(Dataset excerpts)
--- --- ---

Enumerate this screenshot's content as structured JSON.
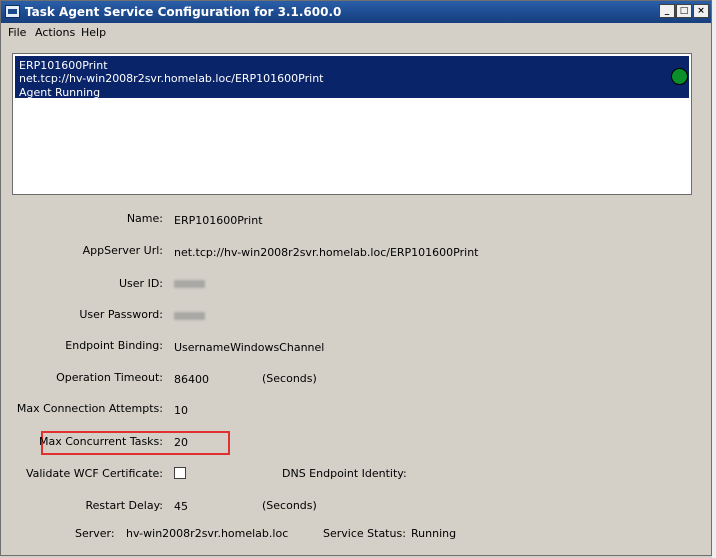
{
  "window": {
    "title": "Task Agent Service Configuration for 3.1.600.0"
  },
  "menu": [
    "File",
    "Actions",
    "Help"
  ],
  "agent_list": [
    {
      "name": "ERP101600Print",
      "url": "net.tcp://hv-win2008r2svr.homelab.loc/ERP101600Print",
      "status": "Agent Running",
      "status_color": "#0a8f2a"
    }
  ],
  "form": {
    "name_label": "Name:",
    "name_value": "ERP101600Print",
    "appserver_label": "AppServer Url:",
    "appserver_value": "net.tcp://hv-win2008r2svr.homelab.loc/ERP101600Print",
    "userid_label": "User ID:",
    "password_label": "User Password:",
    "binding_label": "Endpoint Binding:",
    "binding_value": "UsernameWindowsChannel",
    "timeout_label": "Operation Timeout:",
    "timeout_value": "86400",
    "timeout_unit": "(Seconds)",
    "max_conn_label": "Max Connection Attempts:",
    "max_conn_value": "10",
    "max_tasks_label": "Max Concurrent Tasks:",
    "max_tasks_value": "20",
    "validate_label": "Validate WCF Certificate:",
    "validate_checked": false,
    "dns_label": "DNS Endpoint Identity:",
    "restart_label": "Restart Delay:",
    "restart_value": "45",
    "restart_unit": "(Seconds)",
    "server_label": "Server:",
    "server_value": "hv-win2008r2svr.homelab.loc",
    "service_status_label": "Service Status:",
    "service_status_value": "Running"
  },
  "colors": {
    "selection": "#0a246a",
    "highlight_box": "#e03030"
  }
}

--- --- ---

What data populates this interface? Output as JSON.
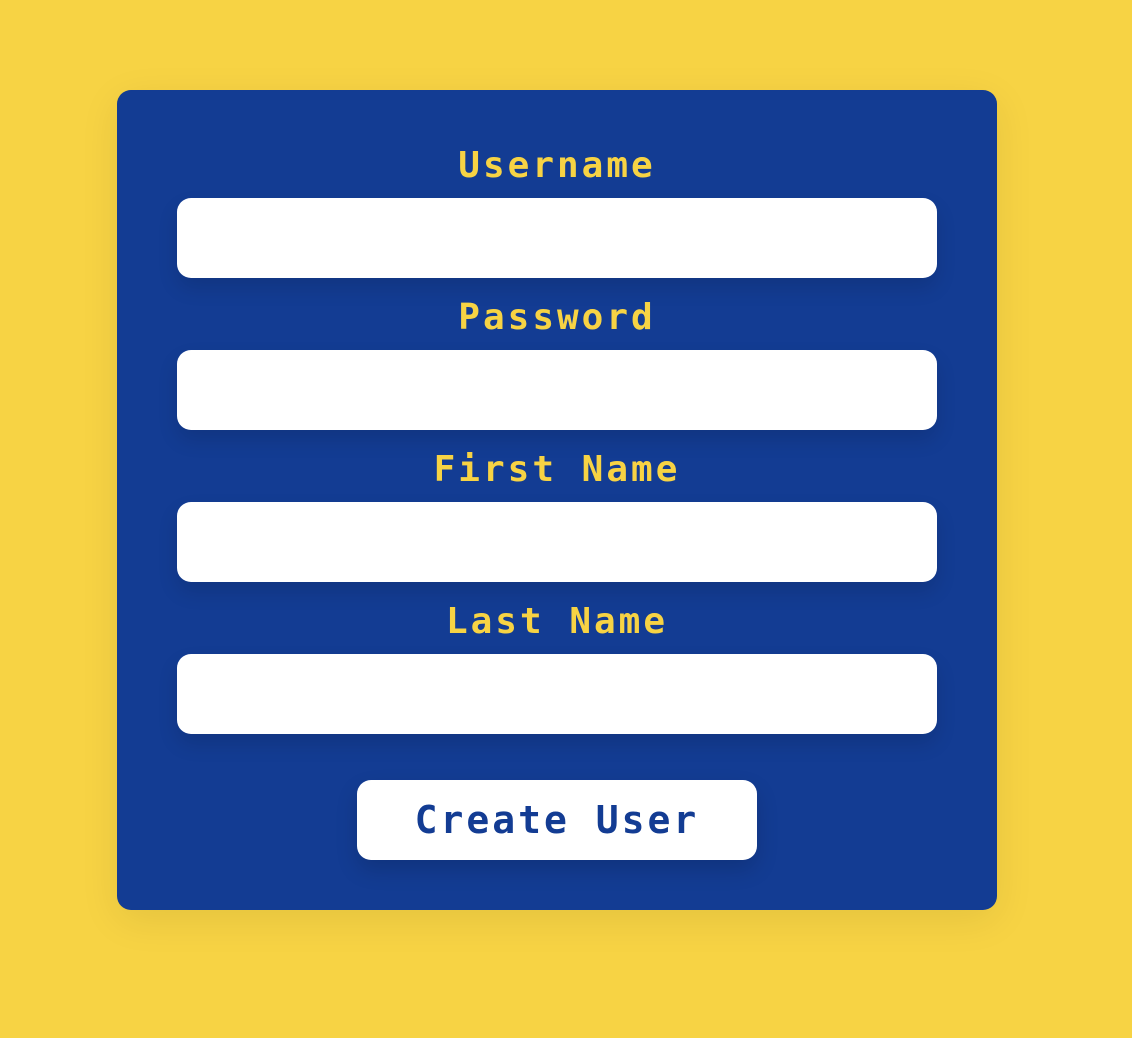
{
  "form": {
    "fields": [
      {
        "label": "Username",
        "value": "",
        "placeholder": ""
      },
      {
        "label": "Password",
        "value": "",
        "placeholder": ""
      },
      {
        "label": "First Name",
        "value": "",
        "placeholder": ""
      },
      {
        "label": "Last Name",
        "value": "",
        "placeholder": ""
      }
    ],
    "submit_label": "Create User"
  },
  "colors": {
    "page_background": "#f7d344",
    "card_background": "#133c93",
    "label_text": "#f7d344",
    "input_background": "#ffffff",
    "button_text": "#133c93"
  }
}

--- --- ---

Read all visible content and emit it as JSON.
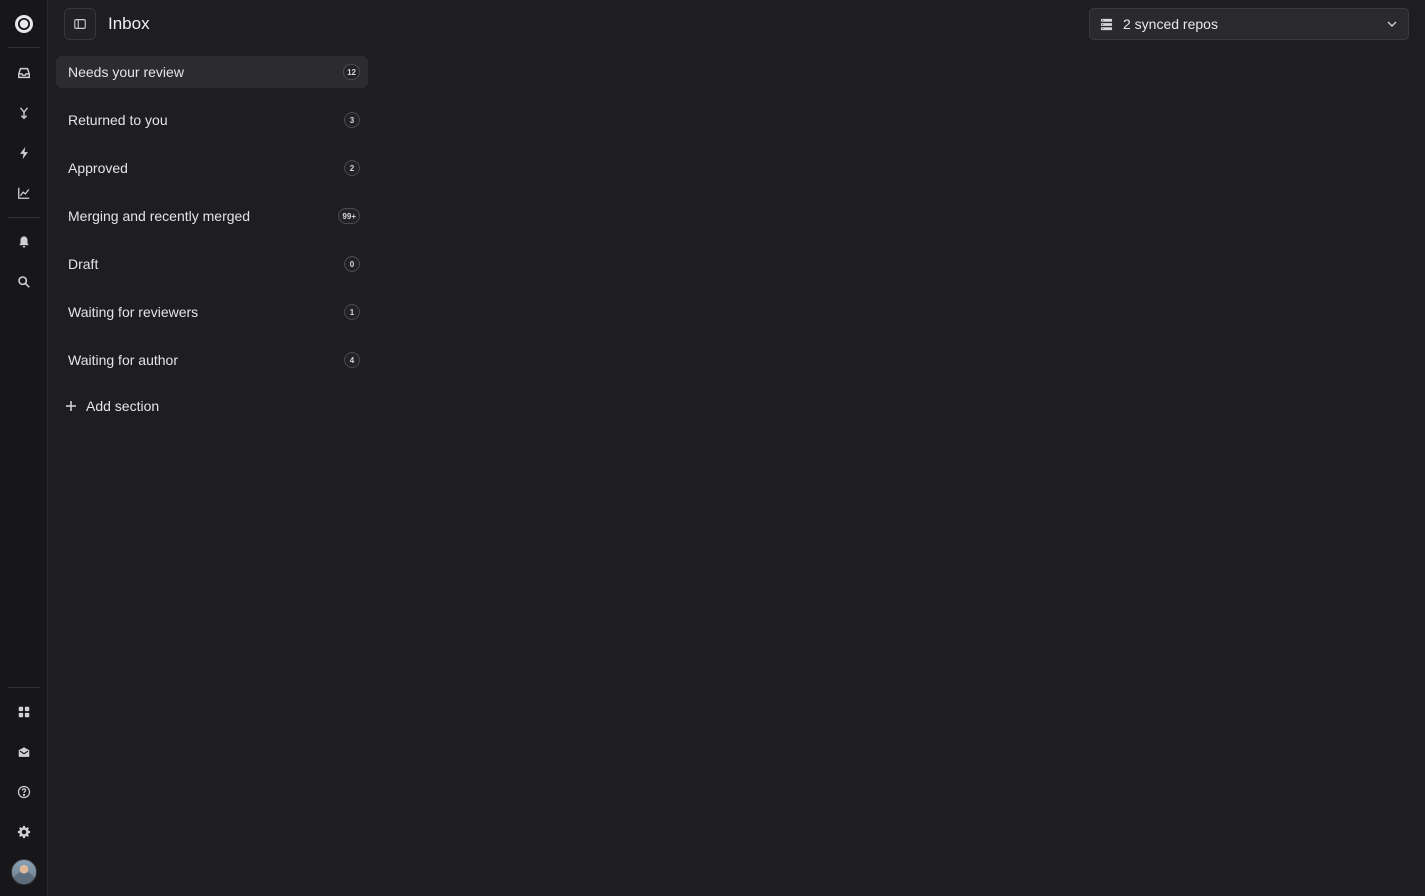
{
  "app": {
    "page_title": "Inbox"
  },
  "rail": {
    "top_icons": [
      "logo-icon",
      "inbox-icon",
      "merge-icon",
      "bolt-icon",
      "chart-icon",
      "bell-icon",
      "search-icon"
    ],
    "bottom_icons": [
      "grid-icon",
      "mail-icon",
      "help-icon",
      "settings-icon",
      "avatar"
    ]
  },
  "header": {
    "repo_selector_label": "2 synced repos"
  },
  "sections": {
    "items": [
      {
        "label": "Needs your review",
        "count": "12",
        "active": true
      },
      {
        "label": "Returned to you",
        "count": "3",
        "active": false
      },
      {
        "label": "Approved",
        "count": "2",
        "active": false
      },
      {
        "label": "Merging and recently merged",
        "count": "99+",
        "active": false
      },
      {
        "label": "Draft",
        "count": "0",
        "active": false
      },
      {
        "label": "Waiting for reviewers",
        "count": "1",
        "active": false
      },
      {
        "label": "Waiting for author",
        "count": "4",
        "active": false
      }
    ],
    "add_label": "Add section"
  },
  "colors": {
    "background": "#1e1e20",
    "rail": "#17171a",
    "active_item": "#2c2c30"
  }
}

--- --- ---

* [Stated goal]:
Go through the data and gather every line that holds "JSON".

* [Task result]:
Enumerate this screenshot's content as structured JSON.
What data populates this interface? Output as JSON.
Read all visible content and emit it as JSON.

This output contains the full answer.